Show every line that has the string "noise" in it.

Dataset listings of figures

# # #

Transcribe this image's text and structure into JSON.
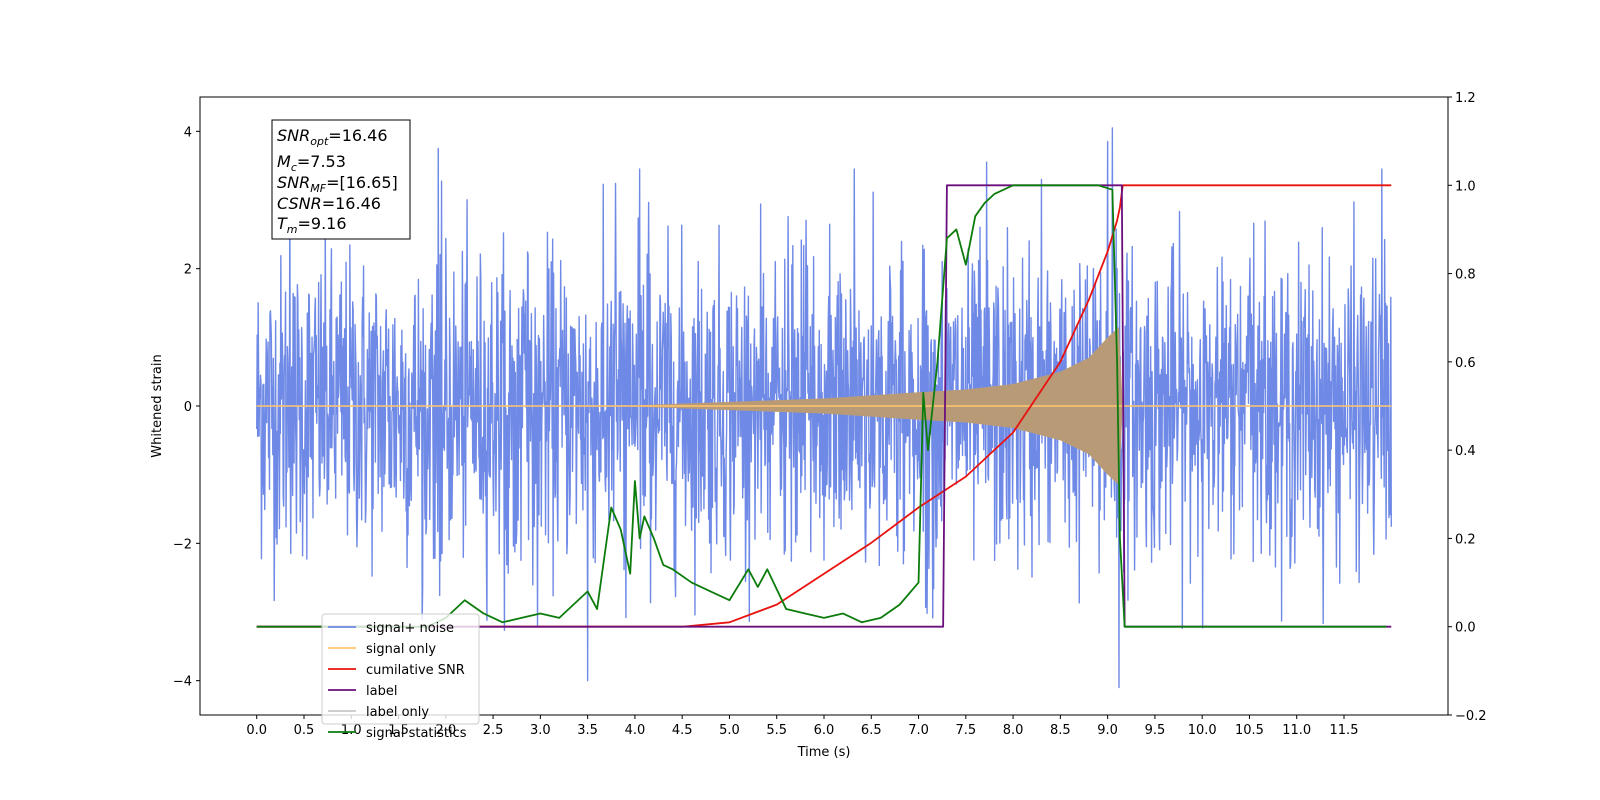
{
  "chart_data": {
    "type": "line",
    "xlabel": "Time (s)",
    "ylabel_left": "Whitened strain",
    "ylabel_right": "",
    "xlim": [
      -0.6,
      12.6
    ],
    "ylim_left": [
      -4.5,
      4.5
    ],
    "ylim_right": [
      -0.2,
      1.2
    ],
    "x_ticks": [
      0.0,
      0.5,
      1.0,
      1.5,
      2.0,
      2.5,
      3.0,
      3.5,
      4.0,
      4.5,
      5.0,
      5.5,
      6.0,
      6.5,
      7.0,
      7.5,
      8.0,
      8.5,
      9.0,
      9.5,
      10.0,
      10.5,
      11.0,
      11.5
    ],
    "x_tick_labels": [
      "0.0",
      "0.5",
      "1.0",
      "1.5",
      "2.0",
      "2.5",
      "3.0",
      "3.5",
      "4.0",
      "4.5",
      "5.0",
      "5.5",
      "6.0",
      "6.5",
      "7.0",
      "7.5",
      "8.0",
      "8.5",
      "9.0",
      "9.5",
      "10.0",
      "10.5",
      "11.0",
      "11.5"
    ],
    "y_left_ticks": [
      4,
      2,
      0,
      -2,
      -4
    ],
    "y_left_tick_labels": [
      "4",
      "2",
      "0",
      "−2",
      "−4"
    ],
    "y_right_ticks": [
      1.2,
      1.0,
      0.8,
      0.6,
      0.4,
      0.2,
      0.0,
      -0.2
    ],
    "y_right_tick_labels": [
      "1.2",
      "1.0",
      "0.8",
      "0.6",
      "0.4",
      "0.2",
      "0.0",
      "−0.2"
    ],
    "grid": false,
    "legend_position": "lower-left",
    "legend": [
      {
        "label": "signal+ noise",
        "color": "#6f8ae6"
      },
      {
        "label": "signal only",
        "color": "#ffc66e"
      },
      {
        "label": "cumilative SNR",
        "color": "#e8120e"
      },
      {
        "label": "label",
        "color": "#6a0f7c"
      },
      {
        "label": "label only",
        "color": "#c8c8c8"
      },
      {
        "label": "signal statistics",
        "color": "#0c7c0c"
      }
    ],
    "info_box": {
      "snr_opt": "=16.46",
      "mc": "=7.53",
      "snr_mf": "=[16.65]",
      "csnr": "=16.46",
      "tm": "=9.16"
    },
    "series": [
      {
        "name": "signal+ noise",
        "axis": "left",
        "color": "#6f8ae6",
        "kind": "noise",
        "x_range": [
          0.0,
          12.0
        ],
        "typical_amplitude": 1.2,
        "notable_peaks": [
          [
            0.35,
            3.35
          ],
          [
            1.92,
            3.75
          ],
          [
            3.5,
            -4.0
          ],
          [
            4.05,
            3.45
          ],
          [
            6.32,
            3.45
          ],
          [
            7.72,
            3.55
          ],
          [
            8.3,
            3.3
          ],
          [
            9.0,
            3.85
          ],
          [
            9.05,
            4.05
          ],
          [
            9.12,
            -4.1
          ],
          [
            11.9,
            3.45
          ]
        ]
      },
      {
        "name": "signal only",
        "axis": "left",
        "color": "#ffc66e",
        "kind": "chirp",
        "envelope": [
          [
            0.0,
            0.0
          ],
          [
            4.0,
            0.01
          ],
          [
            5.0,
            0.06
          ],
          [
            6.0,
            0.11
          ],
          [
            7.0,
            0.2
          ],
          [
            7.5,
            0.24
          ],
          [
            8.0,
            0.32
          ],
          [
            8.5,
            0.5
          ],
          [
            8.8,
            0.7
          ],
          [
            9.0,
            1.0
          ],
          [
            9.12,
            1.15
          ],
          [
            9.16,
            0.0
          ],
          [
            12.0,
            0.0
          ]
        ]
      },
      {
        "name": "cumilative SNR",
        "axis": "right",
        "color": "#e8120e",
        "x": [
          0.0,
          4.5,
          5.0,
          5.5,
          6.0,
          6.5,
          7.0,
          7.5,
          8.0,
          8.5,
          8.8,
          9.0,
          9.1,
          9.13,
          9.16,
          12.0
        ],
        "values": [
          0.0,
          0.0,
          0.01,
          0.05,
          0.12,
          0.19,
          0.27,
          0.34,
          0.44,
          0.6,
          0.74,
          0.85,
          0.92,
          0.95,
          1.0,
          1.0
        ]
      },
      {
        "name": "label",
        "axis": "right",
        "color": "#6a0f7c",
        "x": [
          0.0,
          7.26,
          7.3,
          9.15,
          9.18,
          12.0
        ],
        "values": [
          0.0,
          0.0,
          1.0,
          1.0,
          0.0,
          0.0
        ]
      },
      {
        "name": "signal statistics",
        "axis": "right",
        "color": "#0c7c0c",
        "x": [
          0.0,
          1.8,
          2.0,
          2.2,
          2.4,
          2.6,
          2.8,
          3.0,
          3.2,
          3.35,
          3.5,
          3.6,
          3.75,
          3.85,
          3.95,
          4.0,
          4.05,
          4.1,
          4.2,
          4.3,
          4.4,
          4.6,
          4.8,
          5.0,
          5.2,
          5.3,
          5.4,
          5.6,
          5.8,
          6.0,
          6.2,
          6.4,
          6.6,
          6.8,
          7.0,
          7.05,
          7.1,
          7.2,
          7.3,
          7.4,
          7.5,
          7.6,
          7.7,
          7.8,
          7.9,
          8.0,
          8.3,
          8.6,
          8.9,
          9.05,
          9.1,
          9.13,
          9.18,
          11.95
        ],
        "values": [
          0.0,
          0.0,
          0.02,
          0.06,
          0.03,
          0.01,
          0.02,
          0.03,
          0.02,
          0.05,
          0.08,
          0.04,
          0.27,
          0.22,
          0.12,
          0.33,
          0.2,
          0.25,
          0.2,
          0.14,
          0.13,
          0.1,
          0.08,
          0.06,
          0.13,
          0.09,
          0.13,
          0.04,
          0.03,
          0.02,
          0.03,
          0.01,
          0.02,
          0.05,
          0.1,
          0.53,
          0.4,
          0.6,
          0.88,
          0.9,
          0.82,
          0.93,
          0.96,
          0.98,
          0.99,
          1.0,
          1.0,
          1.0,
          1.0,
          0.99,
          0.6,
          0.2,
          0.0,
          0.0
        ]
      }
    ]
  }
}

# # #

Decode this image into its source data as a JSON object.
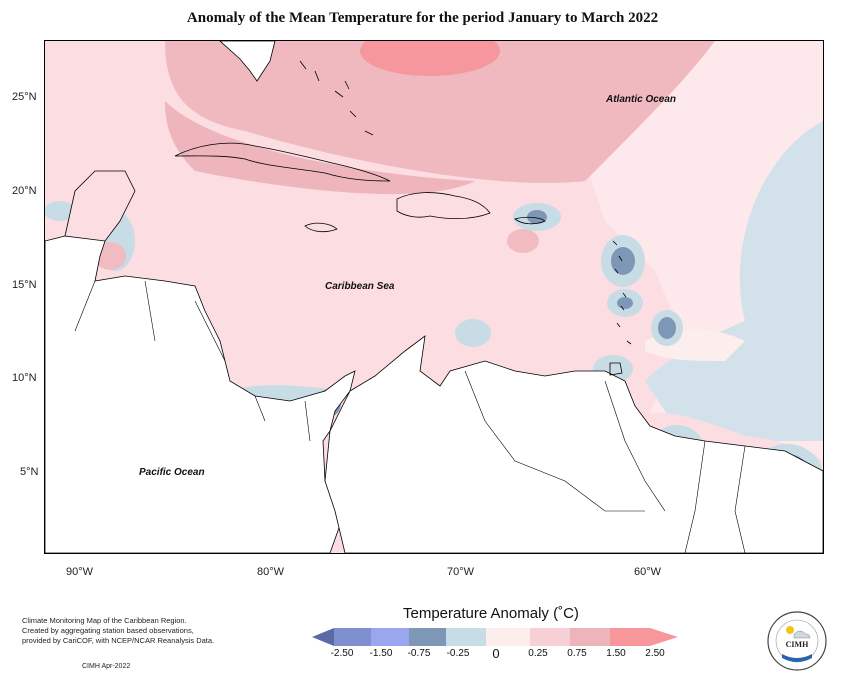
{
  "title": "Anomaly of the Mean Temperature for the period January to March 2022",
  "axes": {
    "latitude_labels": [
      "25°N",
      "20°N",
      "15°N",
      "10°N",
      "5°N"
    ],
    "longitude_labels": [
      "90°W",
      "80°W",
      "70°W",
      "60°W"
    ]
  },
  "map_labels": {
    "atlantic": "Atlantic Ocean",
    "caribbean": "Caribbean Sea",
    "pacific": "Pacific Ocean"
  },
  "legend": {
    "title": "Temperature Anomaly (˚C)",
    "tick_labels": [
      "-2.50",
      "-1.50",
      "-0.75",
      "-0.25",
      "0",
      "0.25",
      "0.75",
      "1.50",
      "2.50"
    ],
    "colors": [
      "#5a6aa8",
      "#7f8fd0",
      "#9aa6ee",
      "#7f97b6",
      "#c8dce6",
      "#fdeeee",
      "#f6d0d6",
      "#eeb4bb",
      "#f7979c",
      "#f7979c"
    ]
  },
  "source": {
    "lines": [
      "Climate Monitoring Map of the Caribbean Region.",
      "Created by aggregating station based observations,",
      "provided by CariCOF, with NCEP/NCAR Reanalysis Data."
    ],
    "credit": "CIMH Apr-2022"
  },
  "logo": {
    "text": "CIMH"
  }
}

# # #

Complete answer:
        "label": "signal+ noise",
        "name": "signal+ noise",
        "kind": "noise",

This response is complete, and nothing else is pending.